What you should do —
Give every line from the entries that contains "Eclipse".

Stored data entries:
▬▬▬▬▬▬▬▬▬▬

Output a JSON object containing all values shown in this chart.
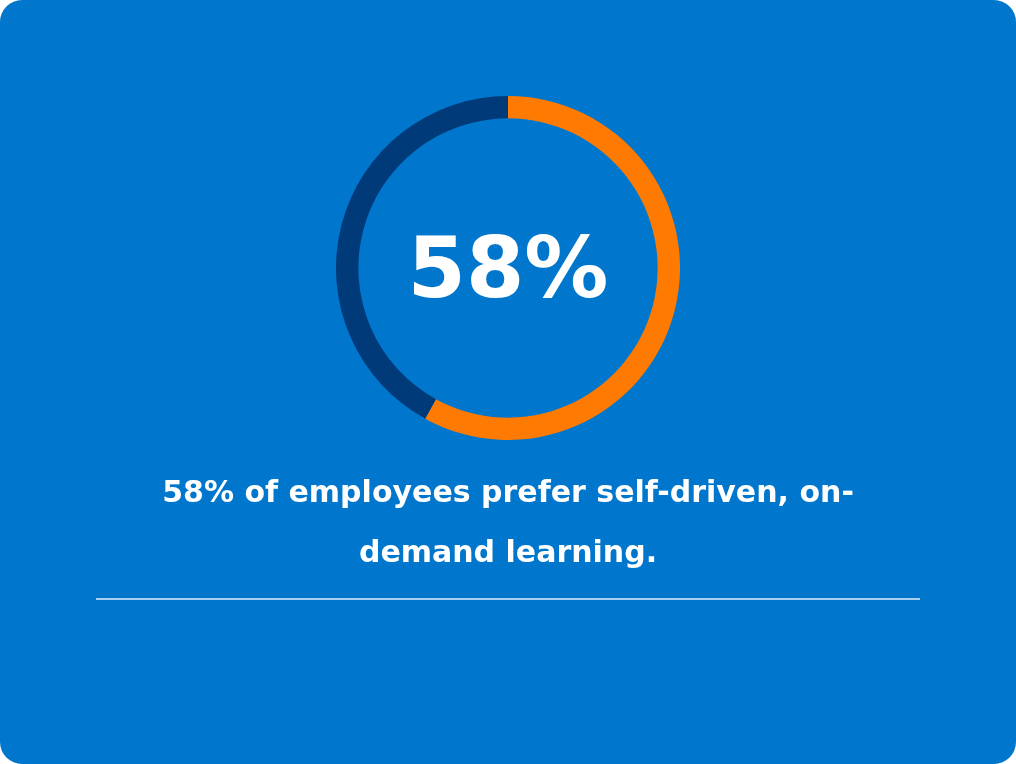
{
  "chart_data": {
    "type": "donut",
    "title": "58% of employees prefer self-driven, on-demand learning.",
    "categories": [
      null,
      null
    ],
    "values": [
      58,
      42
    ],
    "colors": [
      "#ff7a00",
      "#003a78"
    ],
    "annotations": [
      "58%"
    ]
  }
}
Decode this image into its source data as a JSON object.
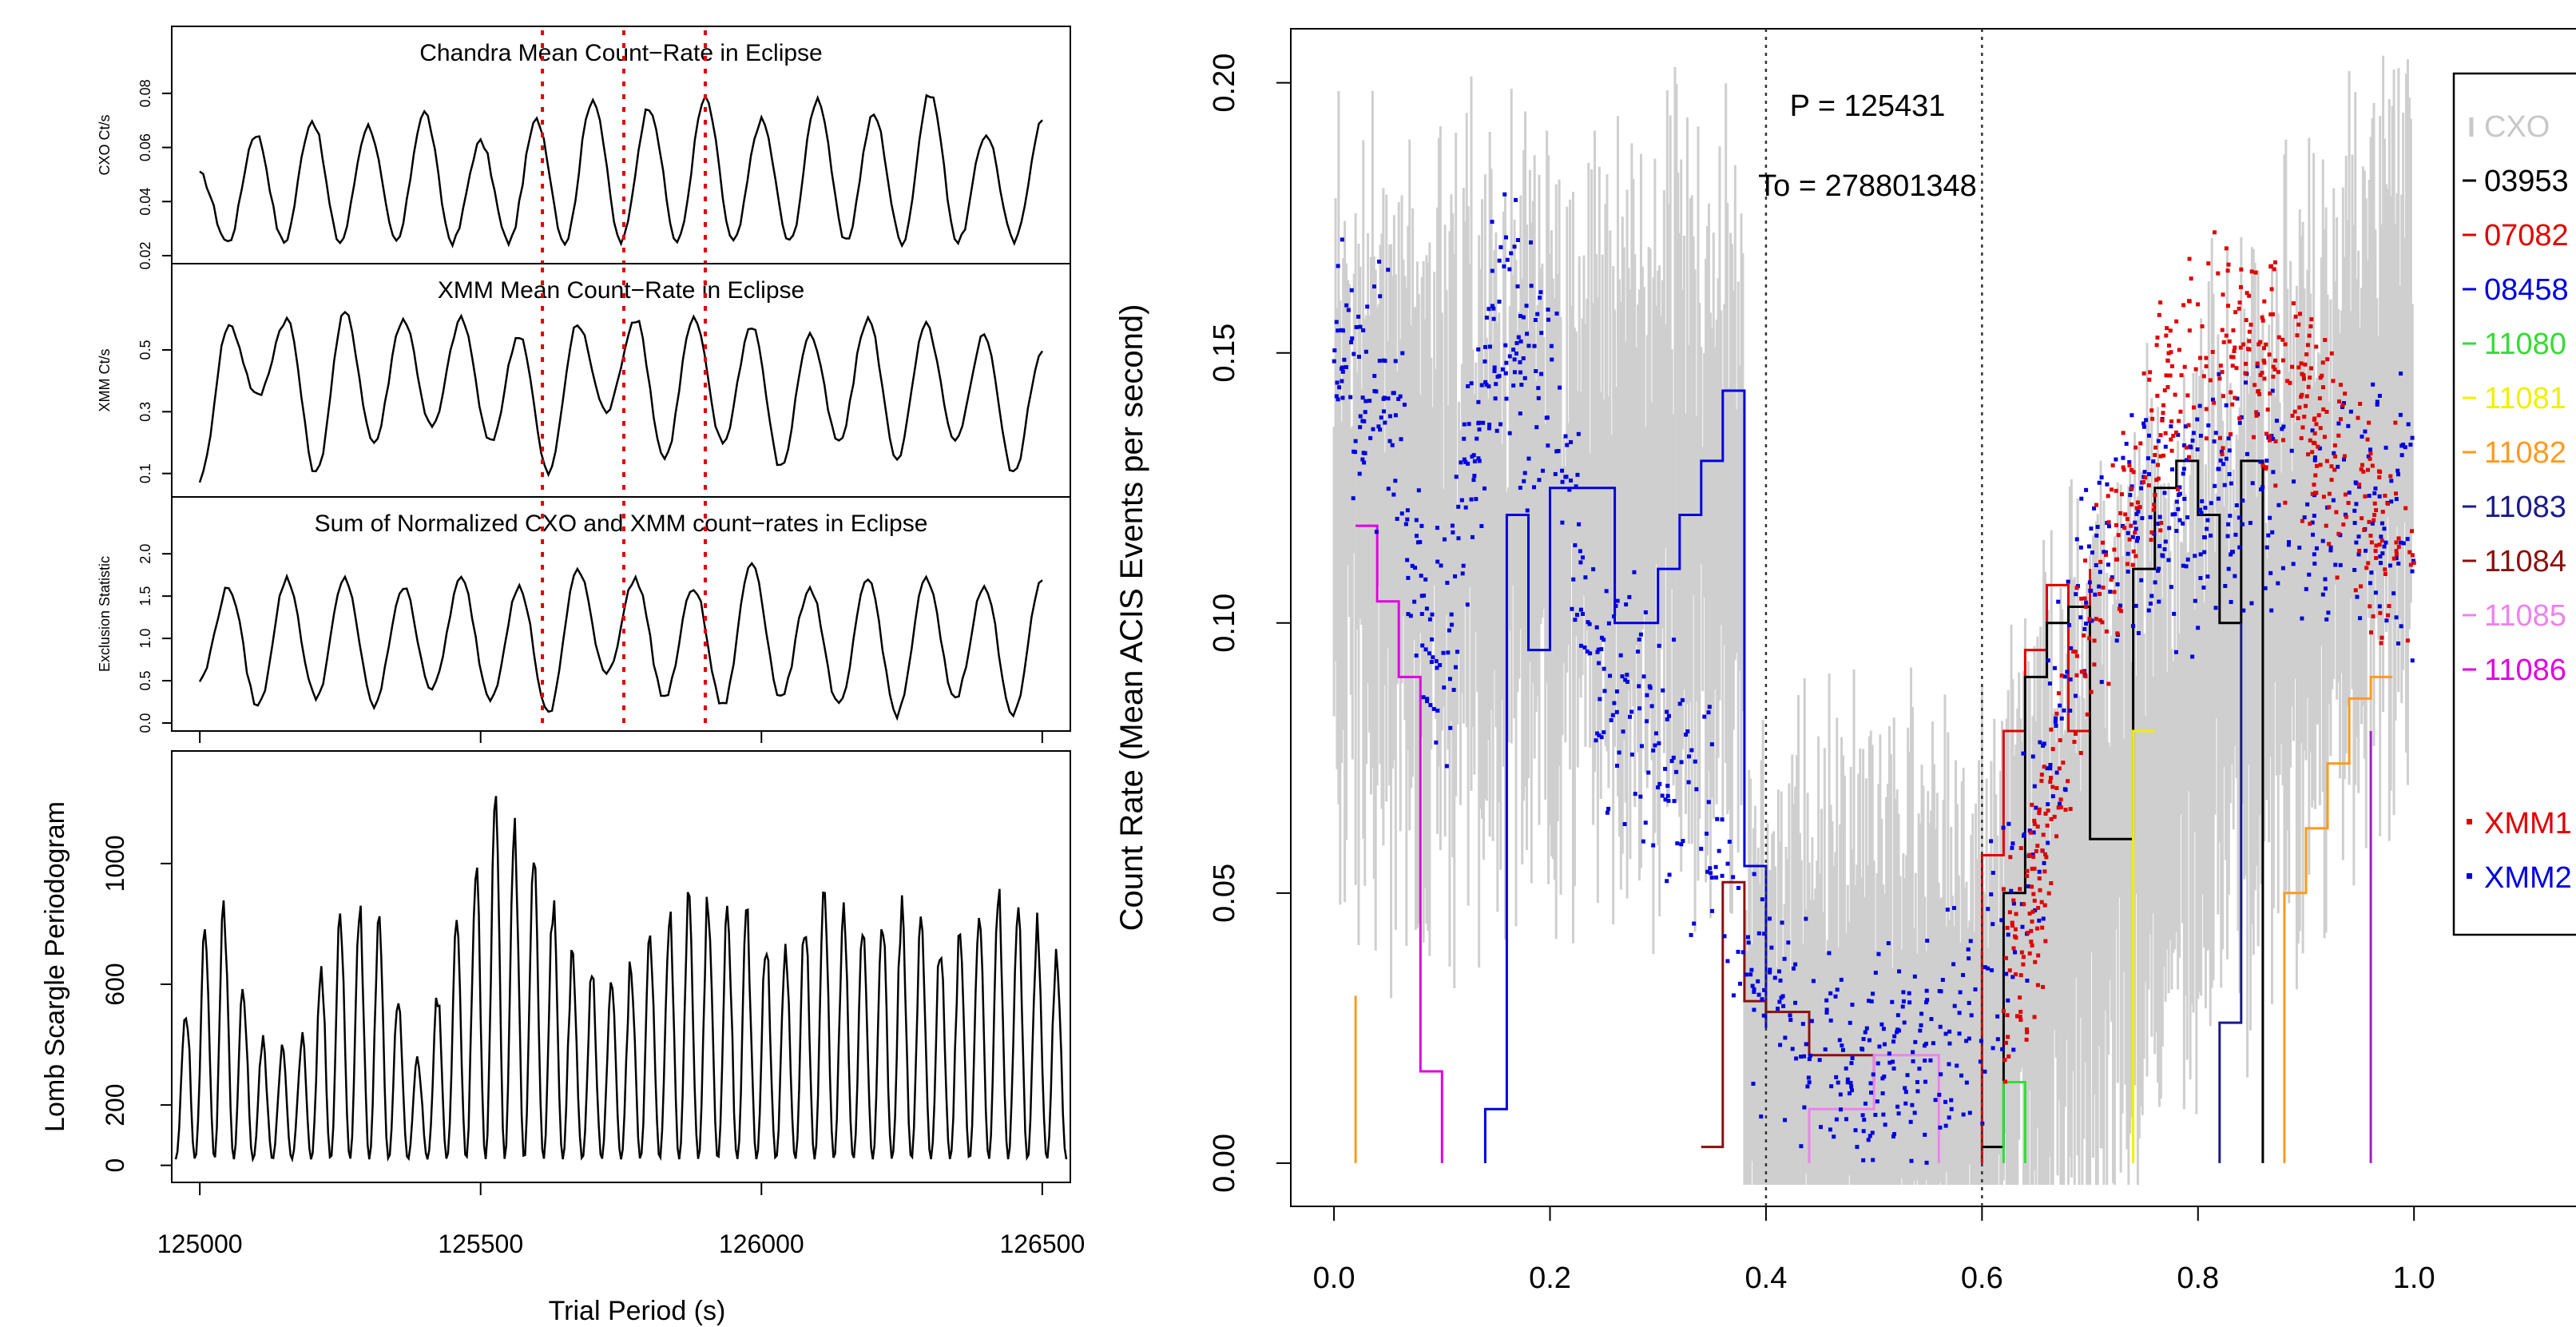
{
  "figure": {
    "left_panels": [
      {
        "id": "cxo",
        "title": "Chandra Mean Count−Rate in Eclipse",
        "ylabel": "CXO Ct/s"
      },
      {
        "id": "xmm",
        "title": "XMM Mean Count−Rate in Eclipse",
        "ylabel": "XMM Ct/s"
      },
      {
        "id": "sum",
        "title": "Sum of Normalized CXO and XMM count−rates in Eclipse",
        "ylabel": "Exclusion Statistic"
      }
    ],
    "lomb": {
      "ylabel": "Lomb Scargle Periodogram",
      "xlabel": "Trial Period (s)"
    },
    "right": {
      "ylabel": "Count Rate (Mean ACIS Events per second)",
      "annotation_period": "P = 125431",
      "annotation_t0": "To = 278801348",
      "legend": [
        {
          "label": "CXO",
          "color": "#c8c8c8",
          "marker": "bar"
        },
        {
          "label": "03953",
          "color": "#000000",
          "marker": "line"
        },
        {
          "label": "07082",
          "color": "#e00000",
          "marker": "line"
        },
        {
          "label": "08458",
          "color": "#0000e0",
          "marker": "line"
        },
        {
          "label": "11080",
          "color": "#33dd33",
          "marker": "line"
        },
        {
          "label": "11081",
          "color": "#f0f000",
          "marker": "line"
        },
        {
          "label": "11082",
          "color": "#ff9a1e",
          "marker": "line"
        },
        {
          "label": "11083",
          "color": "#1a1a8c",
          "marker": "line"
        },
        {
          "label": "11084",
          "color": "#8b1010",
          "marker": "line"
        },
        {
          "label": "11085",
          "color": "#ee82ee",
          "marker": "line"
        },
        {
          "label": "11086",
          "color": "#e000e0",
          "marker": "line"
        },
        {
          "label": "XMM1",
          "color": "#e00000",
          "marker": "dot"
        },
        {
          "label": "XMM2",
          "color": "#0000e0",
          "marker": "dot"
        }
      ]
    }
  },
  "chart_data": [
    {
      "type": "line",
      "title": "Chandra Mean Count−Rate in Eclipse",
      "ylabel": "CXO Ct/s",
      "xlim": [
        124950,
        126550
      ],
      "ylim": [
        0.02,
        0.09
      ],
      "yticks": [
        "0.02",
        "0.04",
        "0.06",
        "0.08"
      ],
      "vlines": [
        125610,
        125755,
        125900
      ],
      "series": [
        {
          "values": [
            0.05,
            0.025,
            0.065,
            0.025,
            0.07,
            0.025,
            0.068,
            0.025,
            0.073,
            0.025,
            0.062,
            0.025,
            0.07,
            0.025,
            0.078,
            0.025,
            0.075,
            0.025,
            0.078,
            0.025,
            0.07,
            0.025,
            0.078,
            0.025,
            0.072,
            0.025,
            0.08,
            0.025,
            0.065,
            0.025,
            0.07
          ]
        }
      ]
    },
    {
      "type": "line",
      "title": "XMM Mean Count−Rate in Eclipse",
      "ylabel": "XMM Ct/s",
      "xlim": [
        124950,
        126550
      ],
      "ylim": [
        0.05,
        0.65
      ],
      "yticks": [
        "0.1",
        "0.3",
        "0.5"
      ],
      "vlines": [
        125610,
        125755,
        125900
      ],
      "series": [
        {
          "values": [
            0.08,
            0.58,
            0.35,
            0.6,
            0.1,
            0.62,
            0.2,
            0.6,
            0.25,
            0.6,
            0.2,
            0.55,
            0.1,
            0.58,
            0.3,
            0.6,
            0.15,
            0.6,
            0.2,
            0.58,
            0.12,
            0.55,
            0.2,
            0.6,
            0.15,
            0.58,
            0.2,
            0.55,
            0.1,
            0.5
          ]
        }
      ]
    },
    {
      "type": "line",
      "title": "Sum of Normalized CXO and XMM count−rates in Eclipse",
      "ylabel": "Exclusion Statistic",
      "xlim": [
        124950,
        126550
      ],
      "ylim": [
        0.0,
        2.2
      ],
      "yticks": [
        "0.0",
        "0.5",
        "1.0",
        "1.5",
        "2.0"
      ],
      "vlines": [
        125610,
        125755,
        125900
      ],
      "series": [
        {
          "values": [
            0.5,
            1.6,
            0.2,
            1.7,
            0.3,
            1.7,
            0.2,
            1.6,
            0.4,
            1.7,
            0.3,
            1.6,
            0.1,
            1.8,
            0.6,
            1.7,
            0.3,
            1.6,
            0.2,
            1.9,
            0.3,
            1.6,
            0.2,
            1.7,
            0.1,
            1.7,
            0.3,
            1.6,
            0.1,
            1.7
          ]
        }
      ]
    },
    {
      "type": "line",
      "title": "",
      "xlabel": "Trial Period (s)",
      "ylabel": "Lomb Scargle Periodogram",
      "xlim": [
        124950,
        126550
      ],
      "ylim": [
        -30,
        1320
      ],
      "xticks": [
        125000,
        125500,
        126000,
        126500
      ],
      "yticks": [
        0,
        200,
        600,
        1000
      ],
      "series": [
        {
          "values": [
            400,
            1000,
            430,
            380,
            900,
            850,
            330,
            870,
            1300,
            1030,
            650,
            640,
            860,
            940,
            870,
            730,
            960,
            830,
            900,
            760,
            950,
            870,
            700
          ]
        }
      ]
    },
    {
      "type": "scatter",
      "title": "",
      "xlabel": "",
      "ylabel": "Count Rate (Mean ACIS Events per second)",
      "xlim": [
        -0.04,
        1.15
      ],
      "ylim": [
        -0.008,
        0.21
      ],
      "xticks": [
        0.0,
        0.2,
        0.4,
        0.6,
        0.8,
        1.0
      ],
      "yticks": [
        0.0,
        0.05,
        0.1,
        0.15,
        0.2
      ],
      "vlines": [
        0.4,
        0.6
      ],
      "legend_position": "top-right",
      "series": [
        {
          "name": "XMM2",
          "x": [
            0.0,
            0.05,
            0.1,
            0.15,
            0.2,
            0.25,
            0.3,
            0.35,
            0.4,
            0.45,
            0.5,
            0.55,
            0.6,
            0.65,
            0.7,
            0.75,
            0.8,
            0.85,
            0.9,
            0.95,
            1.0
          ],
          "y": [
            0.15,
            0.14,
            0.09,
            0.16,
            0.14,
            0.09,
            0.08,
            0.06,
            0.03,
            0.015,
            0.015,
            0.02,
            0.03,
            0.06,
            0.11,
            0.12,
            0.12,
            0.13,
            0.12,
            0.12,
            0.12
          ]
        },
        {
          "name": "XMM1",
          "x": [
            0.62,
            0.65,
            0.7,
            0.75,
            0.8,
            0.85,
            0.9,
            0.95,
            1.0
          ],
          "y": [
            0.03,
            0.05,
            0.1,
            0.13,
            0.15,
            0.15,
            0.14,
            0.12,
            0.11
          ]
        }
      ]
    }
  ]
}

▬▬▬▬▬▬▬▬▬▬

Written solution —
        "title": "Chandra Mean Count−Rate in Eclipse",
        "title": "XMM Mean Count−Rate in Eclipse",
        "title": "Sum of Normalized CXO and XMM count−rates in Eclipse",
      "title": "Chandra Mean Count−Rate in Eclipse",
      "title": "XMM Mean Count−Rate in Eclipse",
      "title": "Sum of Normalized CXO and XMM count−rates in Eclipse",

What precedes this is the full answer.